Collected data
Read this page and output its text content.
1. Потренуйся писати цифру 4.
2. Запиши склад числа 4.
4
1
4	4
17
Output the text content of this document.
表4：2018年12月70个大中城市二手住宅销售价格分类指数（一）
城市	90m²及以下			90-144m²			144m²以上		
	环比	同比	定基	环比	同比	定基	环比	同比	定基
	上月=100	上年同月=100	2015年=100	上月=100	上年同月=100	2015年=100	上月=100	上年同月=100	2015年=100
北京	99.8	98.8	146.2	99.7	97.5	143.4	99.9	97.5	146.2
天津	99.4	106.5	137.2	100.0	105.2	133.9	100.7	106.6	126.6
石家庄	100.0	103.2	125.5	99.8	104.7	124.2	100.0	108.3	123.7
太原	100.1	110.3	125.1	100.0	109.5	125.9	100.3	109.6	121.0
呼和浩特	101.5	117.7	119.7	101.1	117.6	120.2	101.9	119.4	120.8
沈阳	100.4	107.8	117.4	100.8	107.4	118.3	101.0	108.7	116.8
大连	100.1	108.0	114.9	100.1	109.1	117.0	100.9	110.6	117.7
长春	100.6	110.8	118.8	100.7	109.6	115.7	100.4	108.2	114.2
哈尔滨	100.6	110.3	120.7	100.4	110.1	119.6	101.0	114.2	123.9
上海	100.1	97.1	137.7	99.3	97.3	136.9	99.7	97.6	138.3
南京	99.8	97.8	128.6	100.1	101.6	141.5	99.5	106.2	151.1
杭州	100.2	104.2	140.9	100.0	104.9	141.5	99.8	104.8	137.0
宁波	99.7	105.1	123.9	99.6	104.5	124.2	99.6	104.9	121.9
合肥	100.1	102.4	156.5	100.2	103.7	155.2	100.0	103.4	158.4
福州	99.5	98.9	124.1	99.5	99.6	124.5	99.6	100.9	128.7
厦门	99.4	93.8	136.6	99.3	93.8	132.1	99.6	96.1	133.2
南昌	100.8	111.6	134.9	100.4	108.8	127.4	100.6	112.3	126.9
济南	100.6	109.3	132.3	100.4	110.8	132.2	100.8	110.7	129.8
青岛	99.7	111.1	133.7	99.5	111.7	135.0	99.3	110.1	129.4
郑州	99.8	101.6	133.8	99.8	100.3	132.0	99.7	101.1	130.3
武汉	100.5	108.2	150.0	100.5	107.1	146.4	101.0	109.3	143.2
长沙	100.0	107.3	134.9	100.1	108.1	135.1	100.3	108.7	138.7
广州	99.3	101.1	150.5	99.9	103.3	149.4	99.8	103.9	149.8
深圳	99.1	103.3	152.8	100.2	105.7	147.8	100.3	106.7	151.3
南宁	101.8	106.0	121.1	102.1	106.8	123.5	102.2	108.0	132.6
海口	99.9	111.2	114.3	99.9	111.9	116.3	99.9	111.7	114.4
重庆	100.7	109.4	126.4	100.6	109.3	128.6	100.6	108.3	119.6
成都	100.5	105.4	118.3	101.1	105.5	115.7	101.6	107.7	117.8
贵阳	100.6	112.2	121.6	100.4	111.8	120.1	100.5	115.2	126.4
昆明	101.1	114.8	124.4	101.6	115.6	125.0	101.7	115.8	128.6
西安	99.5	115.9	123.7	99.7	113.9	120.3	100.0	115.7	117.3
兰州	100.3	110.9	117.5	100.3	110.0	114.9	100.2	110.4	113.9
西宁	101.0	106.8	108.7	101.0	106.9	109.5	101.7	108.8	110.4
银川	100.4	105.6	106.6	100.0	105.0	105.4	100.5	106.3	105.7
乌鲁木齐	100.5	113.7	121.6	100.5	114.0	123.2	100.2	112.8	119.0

EXERCISE:
Which lines hold the string "text"? Copy all of them from the data above.

COMPLETE ANSWER:
Read this page and output its text content.
Output the text content of this document.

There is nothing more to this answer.